• [Dataset records]:
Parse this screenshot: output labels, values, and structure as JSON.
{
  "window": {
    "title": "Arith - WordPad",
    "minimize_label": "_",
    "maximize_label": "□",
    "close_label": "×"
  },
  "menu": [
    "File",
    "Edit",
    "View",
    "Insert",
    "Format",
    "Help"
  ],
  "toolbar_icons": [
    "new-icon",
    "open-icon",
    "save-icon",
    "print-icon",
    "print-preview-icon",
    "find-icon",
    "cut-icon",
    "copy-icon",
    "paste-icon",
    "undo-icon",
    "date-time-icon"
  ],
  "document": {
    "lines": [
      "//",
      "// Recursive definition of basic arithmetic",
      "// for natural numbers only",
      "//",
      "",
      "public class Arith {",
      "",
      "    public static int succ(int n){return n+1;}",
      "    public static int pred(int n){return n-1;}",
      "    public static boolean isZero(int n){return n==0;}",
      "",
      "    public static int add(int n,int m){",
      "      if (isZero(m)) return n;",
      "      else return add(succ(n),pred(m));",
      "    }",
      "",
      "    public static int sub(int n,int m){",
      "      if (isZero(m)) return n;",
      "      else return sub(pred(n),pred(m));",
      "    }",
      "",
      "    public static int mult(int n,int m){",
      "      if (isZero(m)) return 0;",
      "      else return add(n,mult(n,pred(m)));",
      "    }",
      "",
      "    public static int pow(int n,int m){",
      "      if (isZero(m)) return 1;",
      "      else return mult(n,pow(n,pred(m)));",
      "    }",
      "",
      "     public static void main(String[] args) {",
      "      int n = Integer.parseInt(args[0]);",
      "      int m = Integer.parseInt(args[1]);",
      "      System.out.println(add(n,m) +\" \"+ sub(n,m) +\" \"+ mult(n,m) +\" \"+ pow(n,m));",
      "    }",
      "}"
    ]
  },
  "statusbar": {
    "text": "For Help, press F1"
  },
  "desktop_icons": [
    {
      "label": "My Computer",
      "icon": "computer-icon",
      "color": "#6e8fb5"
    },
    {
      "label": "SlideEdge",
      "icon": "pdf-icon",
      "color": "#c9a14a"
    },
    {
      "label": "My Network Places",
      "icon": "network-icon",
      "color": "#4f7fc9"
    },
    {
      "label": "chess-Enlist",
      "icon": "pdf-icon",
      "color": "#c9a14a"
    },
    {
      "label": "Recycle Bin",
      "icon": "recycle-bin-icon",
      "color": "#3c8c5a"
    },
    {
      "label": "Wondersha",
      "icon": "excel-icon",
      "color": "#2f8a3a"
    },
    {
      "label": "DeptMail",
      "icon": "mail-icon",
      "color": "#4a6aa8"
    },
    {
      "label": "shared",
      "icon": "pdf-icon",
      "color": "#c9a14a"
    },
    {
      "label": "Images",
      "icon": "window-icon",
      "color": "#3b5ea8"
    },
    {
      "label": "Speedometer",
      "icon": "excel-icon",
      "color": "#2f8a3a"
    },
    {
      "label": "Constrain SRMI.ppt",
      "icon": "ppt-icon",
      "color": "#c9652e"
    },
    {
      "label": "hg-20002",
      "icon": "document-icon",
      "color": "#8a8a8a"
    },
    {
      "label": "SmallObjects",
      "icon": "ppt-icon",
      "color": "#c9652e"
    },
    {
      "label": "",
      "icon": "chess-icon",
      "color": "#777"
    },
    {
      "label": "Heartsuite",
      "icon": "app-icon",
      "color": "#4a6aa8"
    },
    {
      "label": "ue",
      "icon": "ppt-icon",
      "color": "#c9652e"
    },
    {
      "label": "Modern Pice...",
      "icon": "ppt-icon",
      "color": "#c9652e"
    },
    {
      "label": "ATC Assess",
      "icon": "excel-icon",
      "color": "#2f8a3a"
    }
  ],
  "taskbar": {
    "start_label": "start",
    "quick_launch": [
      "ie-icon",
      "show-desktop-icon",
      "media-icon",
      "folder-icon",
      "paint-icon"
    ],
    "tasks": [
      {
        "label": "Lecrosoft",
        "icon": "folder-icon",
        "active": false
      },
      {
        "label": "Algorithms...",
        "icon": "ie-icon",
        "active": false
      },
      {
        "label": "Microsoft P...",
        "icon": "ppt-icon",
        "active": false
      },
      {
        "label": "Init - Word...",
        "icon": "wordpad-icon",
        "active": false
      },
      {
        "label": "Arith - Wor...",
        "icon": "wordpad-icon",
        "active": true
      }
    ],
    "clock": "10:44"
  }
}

• [Exercise details]: Output all records verbatim.

• [Correct output]:
Parse this screenshot: output labels, values, and structure as JSON.
{
  "window": {
    "title": "Arith - WordPad",
    "minimize_label": "_",
    "maximize_label": "□",
    "close_label": "×"
  },
  "menu": [
    "File",
    "Edit",
    "View",
    "Insert",
    "Format",
    "Help"
  ],
  "toolbar_icons": [
    "new-icon",
    "open-icon",
    "save-icon",
    "print-icon",
    "print-preview-icon",
    "find-icon",
    "cut-icon",
    "copy-icon",
    "paste-icon",
    "undo-icon",
    "date-time-icon"
  ],
  "document": {
    "lines": [
      "//",
      "// Recursive definition of basic arithmetic",
      "// for natural numbers only",
      "//",
      "",
      "public class Arith {",
      "",
      "    public static int succ(int n){return n+1;}",
      "    public static int pred(int n){return n-1;}",
      "    public static boolean isZero(int n){return n==0;}",
      "",
      "    public static int add(int n,int m){",
      "      if (isZero(m)) return n;",
      "      else return add(succ(n),pred(m));",
      "    }",
      "",
      "    public static int sub(int n,int m){",
      "      if (isZero(m)) return n;",
      "      else return sub(pred(n),pred(m));",
      "    }",
      "",
      "    public static int mult(int n,int m){",
      "      if (isZero(m)) return 0;",
      "      else return add(n,mult(n,pred(m)));",
      "    }",
      "",
      "    public static int pow(int n,int m){",
      "      if (isZero(m)) return 1;",
      "      else return mult(n,pow(n,pred(m)));",
      "    }",
      "",
      "     public static void main(String[] args) {",
      "      int n = Integer.parseInt(args[0]);",
      "      int m = Integer.parseInt(args[1]);",
      "      System.out.println(add(n,m) +\" \"+ sub(n,m) +\" \"+ mult(n,m) +\" \"+ pow(n,m));",
      "    }",
      "}"
    ]
  },
  "statusbar": {
    "text": "For Help, press F1"
  },
  "desktop_icons": [
    {
      "label": "My Computer",
      "icon": "computer-icon",
      "color": "#6e8fb5"
    },
    {
      "label": "SlideEdge",
      "icon": "pdf-icon",
      "color": "#c9a14a"
    },
    {
      "label": "My Network Places",
      "icon": "network-icon",
      "color": "#4f7fc9"
    },
    {
      "label": "chess-Enlist",
      "icon": "pdf-icon",
      "color": "#c9a14a"
    },
    {
      "label": "Recycle Bin",
      "icon": "recycle-bin-icon",
      "color": "#3c8c5a"
    },
    {
      "label": "Wondersha",
      "icon": "excel-icon",
      "color": "#2f8a3a"
    },
    {
      "label": "DeptMail",
      "icon": "mail-icon",
      "color": "#4a6aa8"
    },
    {
      "label": "shared",
      "icon": "pdf-icon",
      "color": "#c9a14a"
    },
    {
      "label": "Images",
      "icon": "window-icon",
      "color": "#3b5ea8"
    },
    {
      "label": "Speedometer",
      "icon": "excel-icon",
      "color": "#2f8a3a"
    },
    {
      "label": "Constrain SRMI.ppt",
      "icon": "ppt-icon",
      "color": "#c9652e"
    },
    {
      "label": "hg-20002",
      "icon": "document-icon",
      "color": "#8a8a8a"
    },
    {
      "label": "SmallObjects",
      "icon": "ppt-icon",
      "color": "#c9652e"
    },
    {
      "label": "",
      "icon": "chess-icon",
      "color": "#777"
    },
    {
      "label": "Heartsuite",
      "icon": "app-icon",
      "color": "#4a6aa8"
    },
    {
      "label": "ue",
      "icon": "ppt-icon",
      "color": "#c9652e"
    },
    {
      "label": "Modern Pice...",
      "icon": "ppt-icon",
      "color": "#c9652e"
    },
    {
      "label": "ATC Assess",
      "icon": "excel-icon",
      "color": "#2f8a3a"
    }
  ],
  "taskbar": {
    "start_label": "start",
    "quick_launch": [
      "ie-icon",
      "show-desktop-icon",
      "media-icon",
      "folder-icon",
      "paint-icon"
    ],
    "tasks": [
      {
        "label": "Lecrosoft",
        "icon": "folder-icon",
        "active": false
      },
      {
        "label": "Algorithms...",
        "icon": "ie-icon",
        "active": false
      },
      {
        "label": "Microsoft P...",
        "icon": "ppt-icon",
        "active": false
      },
      {
        "label": "Init - Word...",
        "icon": "wordpad-icon",
        "active": false
      },
      {
        "label": "Arith - Wor...",
        "icon": "wordpad-icon",
        "active": true
      }
    ],
    "clock": "10:44"
  }
}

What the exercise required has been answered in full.